[INSTRUCTION] Write out the listing below again, precisely as it is given.

[EXTRACTED RECORDS]
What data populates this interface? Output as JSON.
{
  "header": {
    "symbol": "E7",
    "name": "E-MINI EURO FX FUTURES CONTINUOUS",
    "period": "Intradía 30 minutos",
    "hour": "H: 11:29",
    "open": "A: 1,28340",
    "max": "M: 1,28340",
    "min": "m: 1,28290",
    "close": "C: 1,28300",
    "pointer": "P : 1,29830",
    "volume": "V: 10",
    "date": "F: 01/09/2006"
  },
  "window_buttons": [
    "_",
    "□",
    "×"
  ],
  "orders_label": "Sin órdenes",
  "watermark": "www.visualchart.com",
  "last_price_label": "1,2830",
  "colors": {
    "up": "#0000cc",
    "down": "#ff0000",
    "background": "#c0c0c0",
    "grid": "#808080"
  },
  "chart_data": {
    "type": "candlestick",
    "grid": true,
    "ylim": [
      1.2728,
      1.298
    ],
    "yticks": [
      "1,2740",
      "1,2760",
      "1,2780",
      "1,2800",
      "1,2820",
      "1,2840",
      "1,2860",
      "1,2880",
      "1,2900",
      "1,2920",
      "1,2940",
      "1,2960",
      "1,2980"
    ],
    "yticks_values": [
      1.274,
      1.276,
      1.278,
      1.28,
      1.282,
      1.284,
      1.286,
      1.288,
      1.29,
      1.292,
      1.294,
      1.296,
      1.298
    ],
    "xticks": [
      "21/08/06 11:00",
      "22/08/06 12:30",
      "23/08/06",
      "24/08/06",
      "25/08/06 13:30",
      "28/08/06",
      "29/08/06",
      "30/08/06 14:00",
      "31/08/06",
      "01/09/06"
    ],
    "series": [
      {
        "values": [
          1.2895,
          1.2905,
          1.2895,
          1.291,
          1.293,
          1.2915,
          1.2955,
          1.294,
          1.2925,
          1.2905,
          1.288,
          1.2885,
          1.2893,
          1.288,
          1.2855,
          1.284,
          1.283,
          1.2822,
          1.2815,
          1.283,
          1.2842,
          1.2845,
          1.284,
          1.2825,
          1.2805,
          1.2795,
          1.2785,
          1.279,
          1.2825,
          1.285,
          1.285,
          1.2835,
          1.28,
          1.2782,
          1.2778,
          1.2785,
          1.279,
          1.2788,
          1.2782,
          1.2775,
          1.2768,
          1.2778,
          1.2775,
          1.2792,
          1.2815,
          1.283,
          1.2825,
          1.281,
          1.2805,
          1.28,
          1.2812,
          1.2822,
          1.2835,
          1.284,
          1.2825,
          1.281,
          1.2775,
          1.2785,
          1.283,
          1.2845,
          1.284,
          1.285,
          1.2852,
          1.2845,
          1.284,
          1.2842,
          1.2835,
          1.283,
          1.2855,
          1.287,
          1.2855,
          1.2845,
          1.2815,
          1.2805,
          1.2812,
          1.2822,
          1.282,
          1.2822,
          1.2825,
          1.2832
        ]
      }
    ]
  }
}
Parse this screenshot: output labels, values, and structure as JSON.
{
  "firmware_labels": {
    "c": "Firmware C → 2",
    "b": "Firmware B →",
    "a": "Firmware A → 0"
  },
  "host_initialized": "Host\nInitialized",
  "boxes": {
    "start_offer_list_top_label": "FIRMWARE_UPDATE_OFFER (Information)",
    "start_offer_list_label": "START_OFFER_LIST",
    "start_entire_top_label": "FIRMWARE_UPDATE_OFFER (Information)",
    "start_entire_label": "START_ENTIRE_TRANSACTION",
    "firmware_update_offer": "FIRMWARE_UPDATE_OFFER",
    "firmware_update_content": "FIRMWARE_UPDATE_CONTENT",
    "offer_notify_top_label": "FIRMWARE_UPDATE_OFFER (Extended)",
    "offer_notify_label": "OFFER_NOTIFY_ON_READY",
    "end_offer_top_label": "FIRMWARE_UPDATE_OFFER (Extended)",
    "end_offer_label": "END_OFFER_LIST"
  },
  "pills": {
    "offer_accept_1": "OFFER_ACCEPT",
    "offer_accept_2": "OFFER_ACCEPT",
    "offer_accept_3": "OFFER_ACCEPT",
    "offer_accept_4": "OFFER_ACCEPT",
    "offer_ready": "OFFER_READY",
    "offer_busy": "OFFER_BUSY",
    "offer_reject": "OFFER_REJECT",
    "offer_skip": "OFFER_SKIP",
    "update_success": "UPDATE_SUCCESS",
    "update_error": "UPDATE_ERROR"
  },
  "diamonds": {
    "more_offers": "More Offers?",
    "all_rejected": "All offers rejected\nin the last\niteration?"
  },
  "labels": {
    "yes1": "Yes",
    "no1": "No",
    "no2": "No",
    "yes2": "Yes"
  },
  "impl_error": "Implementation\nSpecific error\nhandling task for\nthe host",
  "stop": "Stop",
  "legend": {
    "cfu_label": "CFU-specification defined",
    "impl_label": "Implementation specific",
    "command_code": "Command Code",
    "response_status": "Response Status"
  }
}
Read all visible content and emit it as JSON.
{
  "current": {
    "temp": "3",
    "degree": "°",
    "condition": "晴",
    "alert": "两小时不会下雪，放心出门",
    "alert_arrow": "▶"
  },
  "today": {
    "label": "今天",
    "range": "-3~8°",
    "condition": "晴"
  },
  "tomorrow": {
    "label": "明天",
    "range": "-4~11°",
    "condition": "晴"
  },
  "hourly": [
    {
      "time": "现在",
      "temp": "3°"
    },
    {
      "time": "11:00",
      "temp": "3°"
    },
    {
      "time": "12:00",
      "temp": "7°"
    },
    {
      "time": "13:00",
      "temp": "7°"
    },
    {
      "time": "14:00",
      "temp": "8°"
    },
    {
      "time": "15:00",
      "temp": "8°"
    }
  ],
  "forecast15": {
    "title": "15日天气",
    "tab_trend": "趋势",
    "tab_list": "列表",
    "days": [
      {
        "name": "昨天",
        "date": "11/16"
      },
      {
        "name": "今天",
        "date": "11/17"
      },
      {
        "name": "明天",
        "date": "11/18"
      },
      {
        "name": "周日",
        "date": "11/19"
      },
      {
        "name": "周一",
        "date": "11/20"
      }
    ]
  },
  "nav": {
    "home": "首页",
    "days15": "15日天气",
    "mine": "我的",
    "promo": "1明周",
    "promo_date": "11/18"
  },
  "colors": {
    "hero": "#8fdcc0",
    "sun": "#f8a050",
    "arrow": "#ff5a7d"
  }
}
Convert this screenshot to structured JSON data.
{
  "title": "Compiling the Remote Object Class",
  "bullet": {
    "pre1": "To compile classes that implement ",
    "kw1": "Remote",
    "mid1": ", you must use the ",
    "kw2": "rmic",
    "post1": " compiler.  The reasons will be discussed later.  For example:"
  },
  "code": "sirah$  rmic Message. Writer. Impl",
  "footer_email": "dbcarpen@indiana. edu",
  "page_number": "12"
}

[RESPONSE]
What data populates this interface? Output as JSON.
{
  "header": {
    "symbol": "E7",
    "name": "E-MINI EURO FX FUTURES CONTINUOUS",
    "period": "Intradía 30 minutos",
    "hour": "H: 11:29",
    "open": "A: 1,28340",
    "max": "M: 1,28340",
    "min": "m: 1,28290",
    "close": "C: 1,28300",
    "pointer": "P : 1,29830",
    "volume": "V: 10",
    "date": "F: 01/09/2006"
  },
  "window_buttons": [
    "_",
    "□",
    "×"
  ],
  "orders_label": "Sin órdenes",
  "watermark": "www.visualchart.com",
  "last_price_label": "1,2830",
  "colors": {
    "up": "#0000cc",
    "down": "#ff0000",
    "background": "#c0c0c0",
    "grid": "#808080"
  },
  "chart_data": {
    "type": "candlestick",
    "grid": true,
    "ylim": [
      1.2728,
      1.298
    ],
    "yticks": [
      "1,2740",
      "1,2760",
      "1,2780",
      "1,2800",
      "1,2820",
      "1,2840",
      "1,2860",
      "1,2880",
      "1,2900",
      "1,2920",
      "1,2940",
      "1,2960",
      "1,2980"
    ],
    "yticks_values": [
      1.274,
      1.276,
      1.278,
      1.28,
      1.282,
      1.284,
      1.286,
      1.288,
      1.29,
      1.292,
      1.294,
      1.296,
      1.298
    ],
    "xticks": [
      "21/08/06 11:00",
      "22/08/06 12:30",
      "23/08/06",
      "24/08/06",
      "25/08/06 13:30",
      "28/08/06",
      "29/08/06",
      "30/08/06 14:00",
      "31/08/06",
      "01/09/06"
    ],
    "series": [
      {
        "values": [
          1.2895,
          1.2905,
          1.2895,
          1.291,
          1.293,
          1.2915,
          1.2955,
          1.294,
          1.2925,
          1.2905,
          1.288,
          1.2885,
          1.2893,
          1.288,
          1.2855,
          1.284,
          1.283,
          1.2822,
          1.2815,
          1.283,
          1.2842,
          1.2845,
          1.284,
          1.2825,
          1.2805,
          1.2795,
          1.2785,
          1.279,
          1.2825,
          1.285,
          1.285,
          1.2835,
          1.28,
          1.2782,
          1.2778,
          1.2785,
          1.279,
          1.2788,
          1.2782,
          1.2775,
          1.2768,
          1.2778,
          1.2775,
          1.2792,
          1.2815,
          1.283,
          1.2825,
          1.281,
          1.2805,
          1.28,
          1.2812,
          1.2822,
          1.2835,
          1.284,
          1.2825,
          1.281,
          1.2775,
          1.2785,
          1.283,
          1.2845,
          1.284,
          1.285,
          1.2852,
          1.2845,
          1.284,
          1.2842,
          1.2835,
          1.283,
          1.2855,
          1.287,
          1.2855,
          1.2845,
          1.2815,
          1.2805,
          1.2812,
          1.2822,
          1.282,
          1.2822,
          1.2825,
          1.2832
        ]
      }
    ]
  }
}
Parse this screenshot: output labels, values, and structure as JSON.
{
  "firmware_labels": {
    "c": "Firmware C → 2",
    "b": "Firmware B →",
    "a": "Firmware A → 0"
  },
  "host_initialized": "Host\nInitialized",
  "boxes": {
    "start_offer_list_top_label": "FIRMWARE_UPDATE_OFFER (Information)",
    "start_offer_list_label": "START_OFFER_LIST",
    "start_entire_top_label": "FIRMWARE_UPDATE_OFFER (Information)",
    "start_entire_label": "START_ENTIRE_TRANSACTION",
    "firmware_update_offer": "FIRMWARE_UPDATE_OFFER",
    "firmware_update_content": "FIRMWARE_UPDATE_CONTENT",
    "offer_notify_top_label": "FIRMWARE_UPDATE_OFFER (Extended)",
    "offer_notify_label": "OFFER_NOTIFY_ON_READY",
    "end_offer_top_label": "FIRMWARE_UPDATE_OFFER (Extended)",
    "end_offer_label": "END_OFFER_LIST"
  },
  "pills": {
    "offer_accept_1": "OFFER_ACCEPT",
    "offer_accept_2": "OFFER_ACCEPT",
    "offer_accept_3": "OFFER_ACCEPT",
    "offer_accept_4": "OFFER_ACCEPT",
    "offer_ready": "OFFER_READY",
    "offer_busy": "OFFER_BUSY",
    "offer_reject": "OFFER_REJECT",
    "offer_skip": "OFFER_SKIP",
    "update_success": "UPDATE_SUCCESS",
    "update_error": "UPDATE_ERROR"
  },
  "diamonds": {
    "more_offers": "More Offers?",
    "all_rejected": "All offers rejected\nin the last\niteration?"
  },
  "labels": {
    "yes1": "Yes",
    "no1": "No",
    "no2": "No",
    "yes2": "Yes"
  },
  "impl_error": "Implementation\nSpecific error\nhandling task for\nthe host",
  "stop": "Stop",
  "legend": {
    "cfu_label": "CFU-specification defined",
    "impl_label": "Implementation specific",
    "command_code": "Command Code",
    "response_status": "Response Status"
  }
}
Read all visible content and emit it as JSON.
{
  "current": {
    "temp": "3",
    "degree": "°",
    "condition": "晴",
    "alert": "两小时不会下雪，放心出门",
    "alert_arrow": "▶"
  },
  "today": {
    "label": "今天",
    "range": "-3~8°",
    "condition": "晴"
  },
  "tomorrow": {
    "label": "明天",
    "range": "-4~11°",
    "condition": "晴"
  },
  "hourly": [
    {
      "time": "现在",
      "temp": "3°"
    },
    {
      "time": "11:00",
      "temp": "3°"
    },
    {
      "time": "12:00",
      "temp": "7°"
    },
    {
      "time": "13:00",
      "temp": "7°"
    },
    {
      "time": "14:00",
      "temp": "8°"
    },
    {
      "time": "15:00",
      "temp": "8°"
    }
  ],
  "forecast15": {
    "title": "15日天气",
    "tab_trend": "趋势",
    "tab_list": "列表",
    "days": [
      {
        "name": "昨天",
        "date": "11/16"
      },
      {
        "name": "今天",
        "date": "11/17"
      },
      {
        "name": "明天",
        "date": "11/18"
      },
      {
        "name": "周日",
        "date": "11/19"
      },
      {
        "name": "周一",
        "date": "11/20"
      }
    ]
  },
  "nav": {
    "home": "首页",
    "days15": "15日天气",
    "mine": "我的",
    "promo": "1明周",
    "promo_date": "11/18"
  },
  "colors": {
    "hero": "#8fdcc0",
    "sun": "#f8a050",
    "arrow": "#ff5a7d"
  }
}
Convert this screenshot to structured JSON data.
{
  "title": "Compiling the Remote Object Class",
  "bullet": {
    "pre1": "To compile classes that implement ",
    "kw1": "Remote",
    "mid1": ", you must use the ",
    "kw2": "rmic",
    "post1": " compiler.  The reasons will be discussed later.  For example:"
  },
  "code": "sirah$  rmic Message. Writer. Impl",
  "footer_email": "dbcarpen@indiana. edu",
  "page_number": "12"
}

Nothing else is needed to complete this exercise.